Text section:
[Start]

Russia-Turkey deal establishes ‘safe zone’ along Turkish border and there will be joint Russia-Turkey military patrols.

The negotiations in Sochi were long – over six hours – tense and tough. Two leaders in a room with their interpreters and several senior Turkish ministers close by if advice was needed. The stakes were immense: a road map to pacify northeast Syria, finally.

The press conference afterwards was somewhat awkward – riffing on generalities. But there’s no question that in the end Russian President Vladimir Putin and his Turkish counterpart Recep Tayyip Erdogan managed the near impossible.

The Russia-Turkey deal establishes a safe zone along the Syrian-Turkish border – something Erdogan had been gunning for since 2014. There will be joint Russia-Turkey military patrols. The Kurdish YPG (People’s Protection Units), part of the rebranded, US-aligned Syrian Democratic Forces, will need to retreat and even disband, especially in the stretch between Tal Abyad and Ras al-Ayn, and they will have to abandon their much-cherished urban areas such as Kobane and Manbij.  The Syrian Arab Army will be back in the whole northeast. And Syrian territorial integrity – a Putin imperative – will be preserved.

Safe Zone

(Click to enlarge)

This is a Syria-Russia-Turkey win-win-win – and, inevitably, the end of a separatist-controlled Syrian Kurdistan. Significantly, Erdogan’s spokesman Fahrettin Altun stressed Syria’s “territorial integrity” and “political unity.” That kind of rhetoric from Ankara was unheard of until quite recently. Related: The U.S. Smashes Another Oil Export Record

Putin immediately called Syrian President Bashar al Assad to detail the key points of the memorandum of understanding. Kremlin spokesman Dmitry Peskov once again stressed Putin’s main goal – Syrian territorial integrity – and the very hard work ahead to form a Syrian Constitutional Committee for the legal path towards a still-elusive political settlement.

[End]

Data listing:
[Start]

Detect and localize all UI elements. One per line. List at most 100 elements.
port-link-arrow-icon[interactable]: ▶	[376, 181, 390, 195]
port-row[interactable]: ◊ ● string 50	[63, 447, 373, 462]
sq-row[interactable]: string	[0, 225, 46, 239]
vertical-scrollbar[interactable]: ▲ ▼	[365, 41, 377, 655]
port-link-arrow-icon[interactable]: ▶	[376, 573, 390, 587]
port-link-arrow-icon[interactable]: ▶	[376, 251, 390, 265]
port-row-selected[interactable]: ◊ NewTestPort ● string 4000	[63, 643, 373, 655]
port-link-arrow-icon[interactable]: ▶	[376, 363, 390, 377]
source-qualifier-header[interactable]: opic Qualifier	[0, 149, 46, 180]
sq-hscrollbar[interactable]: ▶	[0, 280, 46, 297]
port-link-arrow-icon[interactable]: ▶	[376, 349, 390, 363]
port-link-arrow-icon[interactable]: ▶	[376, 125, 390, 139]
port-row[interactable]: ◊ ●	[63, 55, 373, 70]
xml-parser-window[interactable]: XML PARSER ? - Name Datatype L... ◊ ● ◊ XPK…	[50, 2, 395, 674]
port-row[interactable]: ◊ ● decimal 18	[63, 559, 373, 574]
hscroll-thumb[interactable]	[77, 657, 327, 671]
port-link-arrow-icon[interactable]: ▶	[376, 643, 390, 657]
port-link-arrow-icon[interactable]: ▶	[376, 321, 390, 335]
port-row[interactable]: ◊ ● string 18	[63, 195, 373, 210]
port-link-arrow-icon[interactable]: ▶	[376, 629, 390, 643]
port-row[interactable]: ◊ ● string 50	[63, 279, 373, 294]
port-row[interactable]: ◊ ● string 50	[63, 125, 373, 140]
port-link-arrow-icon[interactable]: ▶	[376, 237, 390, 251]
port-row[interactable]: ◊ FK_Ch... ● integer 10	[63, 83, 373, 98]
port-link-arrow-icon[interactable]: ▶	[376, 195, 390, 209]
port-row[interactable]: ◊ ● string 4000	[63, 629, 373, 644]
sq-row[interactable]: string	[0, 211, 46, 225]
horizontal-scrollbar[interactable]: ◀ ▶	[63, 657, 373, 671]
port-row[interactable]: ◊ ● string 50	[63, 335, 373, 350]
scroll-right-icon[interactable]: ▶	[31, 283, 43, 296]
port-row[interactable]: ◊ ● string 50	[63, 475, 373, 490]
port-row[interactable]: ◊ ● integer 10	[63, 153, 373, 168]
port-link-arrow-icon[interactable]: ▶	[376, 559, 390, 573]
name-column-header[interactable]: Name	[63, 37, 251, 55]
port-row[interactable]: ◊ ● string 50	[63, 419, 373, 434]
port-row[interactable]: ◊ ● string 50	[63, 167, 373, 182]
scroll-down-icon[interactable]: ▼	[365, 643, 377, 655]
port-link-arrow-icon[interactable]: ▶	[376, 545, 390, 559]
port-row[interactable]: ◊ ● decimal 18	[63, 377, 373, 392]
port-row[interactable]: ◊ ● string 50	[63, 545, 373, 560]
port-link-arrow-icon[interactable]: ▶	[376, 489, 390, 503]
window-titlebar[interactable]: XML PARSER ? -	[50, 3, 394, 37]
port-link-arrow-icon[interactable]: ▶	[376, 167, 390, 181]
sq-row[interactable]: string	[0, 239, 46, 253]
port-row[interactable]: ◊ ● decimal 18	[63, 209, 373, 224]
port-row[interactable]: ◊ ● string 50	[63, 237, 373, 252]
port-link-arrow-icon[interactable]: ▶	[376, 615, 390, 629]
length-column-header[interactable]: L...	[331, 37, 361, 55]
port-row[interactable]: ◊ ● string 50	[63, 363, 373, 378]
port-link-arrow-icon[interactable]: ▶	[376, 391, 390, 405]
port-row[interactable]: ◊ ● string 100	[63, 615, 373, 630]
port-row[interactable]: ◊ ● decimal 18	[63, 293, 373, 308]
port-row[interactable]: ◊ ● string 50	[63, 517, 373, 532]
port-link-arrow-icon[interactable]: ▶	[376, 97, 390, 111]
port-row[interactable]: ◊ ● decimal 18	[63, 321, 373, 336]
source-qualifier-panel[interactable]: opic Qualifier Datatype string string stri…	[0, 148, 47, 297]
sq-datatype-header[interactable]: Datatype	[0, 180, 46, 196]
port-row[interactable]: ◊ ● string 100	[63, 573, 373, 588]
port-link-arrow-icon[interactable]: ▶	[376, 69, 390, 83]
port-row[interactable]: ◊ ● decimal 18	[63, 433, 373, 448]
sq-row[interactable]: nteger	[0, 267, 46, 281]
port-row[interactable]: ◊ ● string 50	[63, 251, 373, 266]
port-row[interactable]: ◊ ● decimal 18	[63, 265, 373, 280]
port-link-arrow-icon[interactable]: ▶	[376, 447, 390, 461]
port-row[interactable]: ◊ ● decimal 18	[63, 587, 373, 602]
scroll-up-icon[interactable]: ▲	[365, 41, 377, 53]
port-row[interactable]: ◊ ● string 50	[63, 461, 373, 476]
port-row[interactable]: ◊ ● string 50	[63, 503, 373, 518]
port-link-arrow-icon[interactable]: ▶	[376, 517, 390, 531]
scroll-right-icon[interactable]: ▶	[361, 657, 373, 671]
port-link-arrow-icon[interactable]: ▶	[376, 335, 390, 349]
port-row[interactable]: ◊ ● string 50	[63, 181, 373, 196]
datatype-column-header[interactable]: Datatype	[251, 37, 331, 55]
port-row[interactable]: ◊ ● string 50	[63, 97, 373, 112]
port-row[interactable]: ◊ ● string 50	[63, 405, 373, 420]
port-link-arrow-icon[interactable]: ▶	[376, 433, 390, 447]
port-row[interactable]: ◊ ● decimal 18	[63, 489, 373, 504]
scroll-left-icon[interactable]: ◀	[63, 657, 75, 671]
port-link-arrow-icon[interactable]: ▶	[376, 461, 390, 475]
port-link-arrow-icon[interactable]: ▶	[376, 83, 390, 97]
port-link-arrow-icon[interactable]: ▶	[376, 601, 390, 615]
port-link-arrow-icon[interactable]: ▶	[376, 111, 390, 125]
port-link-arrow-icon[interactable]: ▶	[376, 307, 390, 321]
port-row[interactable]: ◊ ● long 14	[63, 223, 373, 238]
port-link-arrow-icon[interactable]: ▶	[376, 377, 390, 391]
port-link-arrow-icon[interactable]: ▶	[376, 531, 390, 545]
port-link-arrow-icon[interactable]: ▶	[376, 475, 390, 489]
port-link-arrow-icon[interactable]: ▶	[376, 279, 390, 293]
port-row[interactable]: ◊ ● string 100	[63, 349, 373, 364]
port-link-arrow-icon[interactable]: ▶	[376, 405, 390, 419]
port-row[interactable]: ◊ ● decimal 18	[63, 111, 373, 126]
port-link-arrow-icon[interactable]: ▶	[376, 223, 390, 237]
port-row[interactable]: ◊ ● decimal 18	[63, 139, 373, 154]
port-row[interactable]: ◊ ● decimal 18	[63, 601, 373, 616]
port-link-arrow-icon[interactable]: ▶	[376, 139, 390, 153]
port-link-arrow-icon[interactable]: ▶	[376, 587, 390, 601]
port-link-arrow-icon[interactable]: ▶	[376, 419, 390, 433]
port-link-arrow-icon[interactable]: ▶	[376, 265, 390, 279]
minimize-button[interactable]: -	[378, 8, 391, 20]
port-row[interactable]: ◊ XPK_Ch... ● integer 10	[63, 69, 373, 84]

[End]

Requirement 1: How long did the negotiations in Sochi last, according to the text on the Russia-Turkey deal?
Requirement 2: Print the stretch of the Russia-Turkey deal text from "Russia-Turkey deal establishes ‘safe" through "northeast Syria, finally.".

Right answer 1: Over six hours.

Right answer 2:
Russia-Turkey deal establishes ‘safe zone’ along Turkish border and there will be joint Russia-Turkey military patrols.

The negotiations in Sochi were long – over six hours – tense and tough. Two leaders in a room with their interpreters and several senior Turkish ministers close by if advice was needed. The stakes were immense: a road map to pacify northeast Syria, finally.